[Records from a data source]
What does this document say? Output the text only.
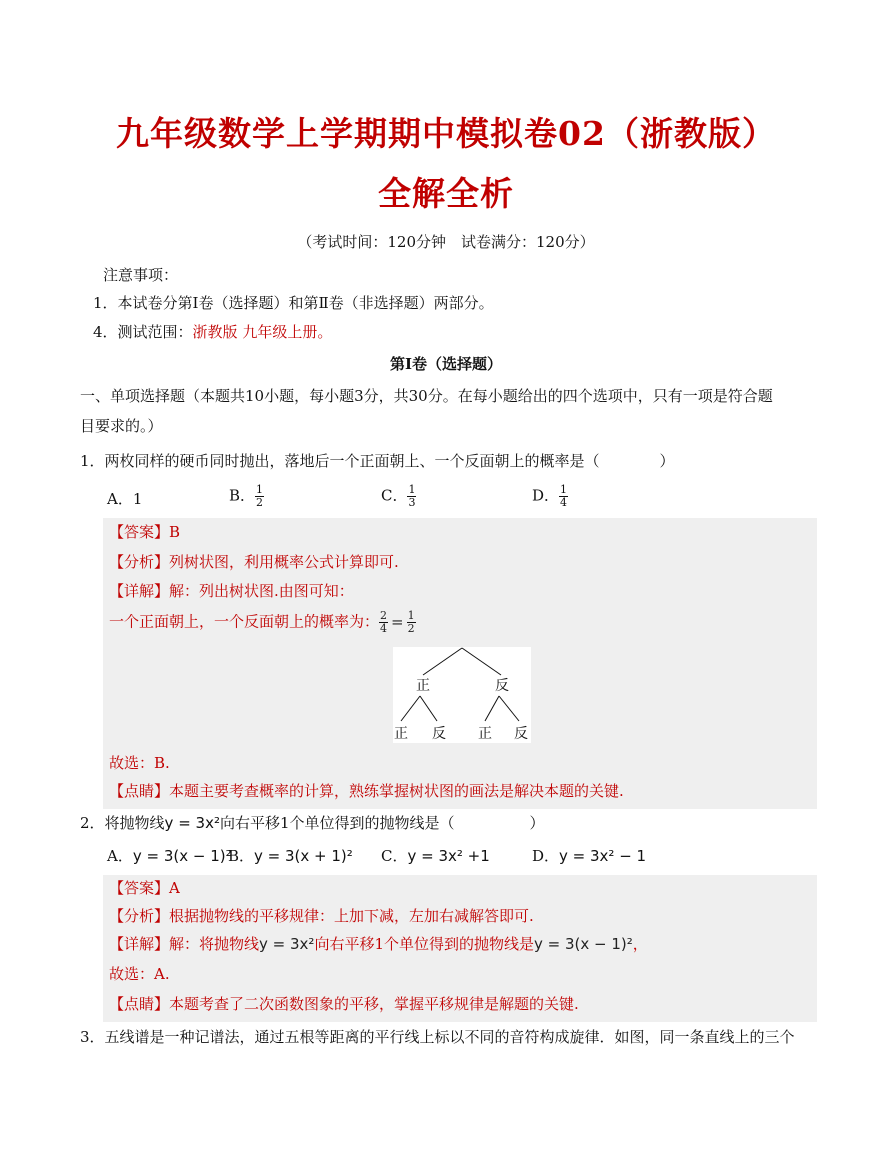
九年级数学上学期期中模拟卷02（浙教版）
全解全析
（考试时间：120分钟　试卷满分：120分）
注意事项：
1．本试卷分第Ⅰ卷（选择题）和第Ⅱ卷（非选择题）两部分。
4．测试范围：浙教版 九年级上册。
第Ⅰ卷（选择题）
一、单项选择题（本题共10小题，每小题3分，共30分。在每小题给出的四个选项中，只有一项是符合题
目要求的。）
1．两枚同样的硬币同时抛出，落地后一个正面朝上、一个反面朝上的概率是（　　　　）
A．1	B． $\frac{1}{2}$	C． $\frac{1}{3}$	D． $\frac{1}{4}$
【答案】B
【分析】列树状图，利用概率公式计算即可.
【详解】解：列出树状图.由图可知：
一个正面朝上，一个反面朝上的概率为： $\frac{2}{4} = \frac{1}{2}$
故选：B.
【点睛】本题主要考查概率的计算，熟练掌握树状图的画法是解决本题的关键.
正	反
正 反 正 反
2．将抛物线y = 3x²向右平移1个单位得到的抛物线是（　　　　　）
A．y = 3(x − 1)²
B．y = 3(x + 1)² C．y = 3x² +1	D．y = 3x² − 1
【答案】A
【分析】根据抛物线的平移规律：上加下减，左加右减解答即可.
【详解】解：将抛物线y = 3x²向右平移1个单位得到的抛物线是y = 3(x − 1)²，
故选：A.
【点睛】本题考查了二次函数图象的平移，掌握平移规律是解题的关键.
3．五线谱是一种记谱法，通过五根等距离的平行线上标以不同的音符构成旋律．如图，同一条直线上的三个
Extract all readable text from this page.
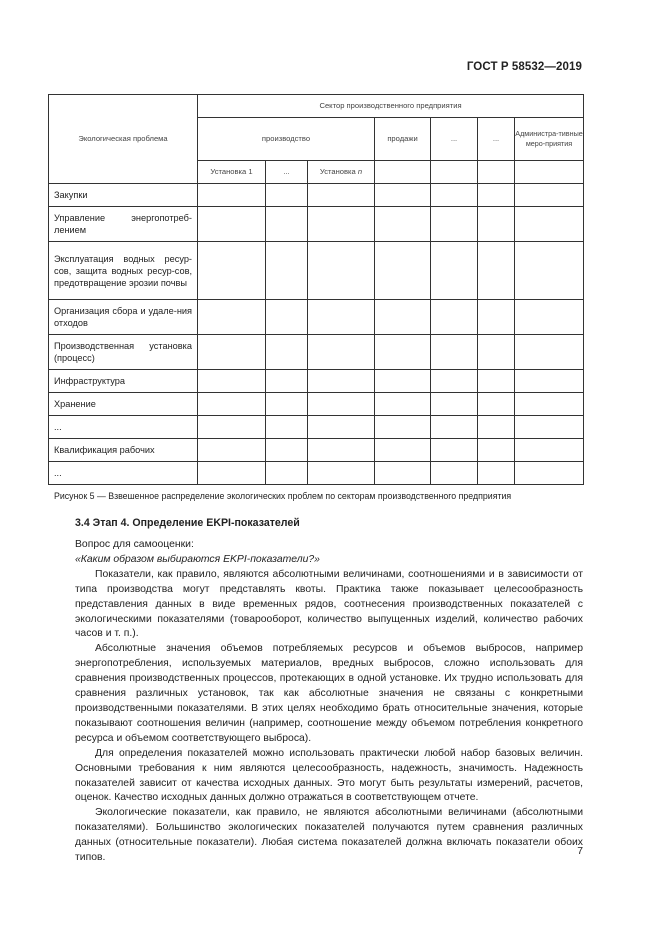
ГОСТ Р 58532—2019
Экологическая проблема	Сектор производственного предприятия						
	производство			продажи	...	...	Администра-тивные меро-приятия
	Установка 1	...	Установка n				
Закупки							
Управление энергопотреб-лением							
Эксплуатация водных ресур-сов, защита водных ресур-сов, предотвращение эрозии почвы							
Организация сбора и удале-ния отходов							
Производственная установка (процесс)							
Инфраструктура							
Хранение							
...							
Квалификация рабочих							
...							
Рисунок 5 — Взвешенное распределение экологических проблем по секторам производственного предприятия
3.4 Этап 4. Определение EKPI-показателей

Вопрос для самооценки:

«Каким образом выбираются EKPI-показатели?»

Показатели, как правило, являются абсолютными величинами, соотношениями и в зависимости от типа производства могут представлять квоты. Практика также показывает целесообразность представления данных в виде временных рядов, соотнесения производственных показателей с экологическими показателями (товарооборот, количество выпущенных изделий, количество рабочих часов и т. п.).

Абсолютные значения объемов потребляемых ресурсов и объемов выбросов, например энергопотребления, используемых материалов, вредных выбросов, сложно использовать для сравнения производственных процессов, протекающих в одной установке. Их трудно использовать для сравнения различных установок, так как абсолютные значения не связаны с конкретными производственными показателями. В этих целях необходимо брать относительные значения, которые показывают соотношения величин (например, соотношение между объемом потребления конкретного ресурса и объемом соответствующего выброса).

Для определения показателей можно использовать практически любой набор базовых величин. Основными требования к ним являются целесообразность, надежность, значимость. Надежность показателей зависит от качества исходных данных. Это могут быть результаты измерений, расчетов, оценок. Качество исходных данных должно отражаться в соответствующем отчете.

Экологические показатели, как правило, не являются абсолютными величинами (абсолютными показателями). Большинство экологических показателей получаются путем сравнения различных данных (относительные показатели). Любая система показателей должна включать показатели обоих типов.

7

### [TASK BRIEF]
Each line in the records above should be reproduced exactly; images are not copied.

### [TASK RESPONSE]
What does this document say? Output the text only.
九年级数学上学期期中模拟卷02（浙教版）
全解全析
（考试时间：120分钟　试卷满分：120分）
注意事项：
1．本试卷分第Ⅰ卷（选择题）和第Ⅱ卷（非选择题）两部分。
4．测试范围：浙教版 九年级上册。
第Ⅰ卷（选择题）
一、单项选择题（本题共10小题，每小题3分，共30分。在每小题给出的四个选项中，只有一项是符合题
目要求的。）
1．两枚同样的硬币同时抛出，落地后一个正面朝上、一个反面朝上的概率是（　　　　）
A．1	B． $\frac{1}{2}$	C． $\frac{1}{3}$	D． $\frac{1}{4}$
【答案】B
【分析】列树状图，利用概率公式计算即可.
【详解】解：列出树状图.由图可知：
一个正面朝上，一个反面朝上的概率为： $\frac{2}{4} = \frac{1}{2}$
故选：B.
【点睛】本题主要考查概率的计算，熟练掌握树状图的画法是解决本题的关键.
正	反
正 反 正 反
2．将抛物线y = 3x²向右平移1个单位得到的抛物线是（　　　　　）
A．y = 3(x − 1)²
B．y = 3(x + 1)² C．y = 3x² +1	D．y = 3x² − 1
【答案】A
【分析】根据抛物线的平移规律：上加下减，左加右减解答即可.
【详解】解：将抛物线y = 3x²向右平移1个单位得到的抛物线是y = 3(x − 1)²，
故选：A.
【点睛】本题考查了二次函数图象的平移，掌握平移规律是解题的关键.
3．五线谱是一种记谱法，通过五根等距离的平行线上标以不同的音符构成旋律．如图，同一条直线上的三个
Extract all readable text from this page.
ГОСТ Р 58532—2019
Экологическая проблема	Сектор производственного предприятия						
	производство			продажи	...	...	Администра-тивные меро-приятия
	Установка 1	...	Установка n				
Закупки							
Управление энергопотреб-лением							
Эксплуатация водных ресур-сов, защита водных ресур-сов, предотвращение эрозии почвы							
Организация сбора и удале-ния отходов							
Производственная установка (процесс)							
Инфраструктура							
Хранение							
...							
Квалификация рабочих							
...							
Рисунок 5 — Взвешенное распределение экологических проблем по секторам производственного предприятия
3.4 Этап 4. Определение EKPI-показателей

Вопрос для самооценки:

«Каким образом выбираются EKPI-показатели?»

Показатели, как правило, являются абсолютными величинами, соотношениями и в зависимости от типа производства могут представлять квоты. Практика также показывает целесообразность представления данных в виде временных рядов, соотнесения производственных показателей с экологическими показателями (товарооборот, количество выпущенных изделий, количество рабочих часов и т. п.).

Абсолютные значения объемов потребляемых ресурсов и объемов выбросов, например энергопотребления, используемых материалов, вредных выбросов, сложно использовать для сравнения производственных процессов, протекающих в одной установке. Их трудно использовать для сравнения различных установок, так как абсолютные значения не связаны с конкретными производственными показателями. В этих целях необходимо брать относительные значения, которые показывают соотношения величин (например, соотношение между объемом потребления конкретного ресурса и объемом соответствующего выброса).

Для определения показателей можно использовать практически любой набор базовых величин. Основными требования к ним являются целесообразность, надежность, значимость. Надежность показателей зависит от качества исходных данных. Это могут быть результаты измерений, расчетов, оценок. Качество исходных данных должно отражаться в соответствующем отчете.

Экологические показатели, как правило, не являются абсолютными величинами (абсолютными показателями). Большинство экологических показателей получаются путем сравнения различных данных (относительные показатели). Любая система показателей должна включать показатели обоих типов.

7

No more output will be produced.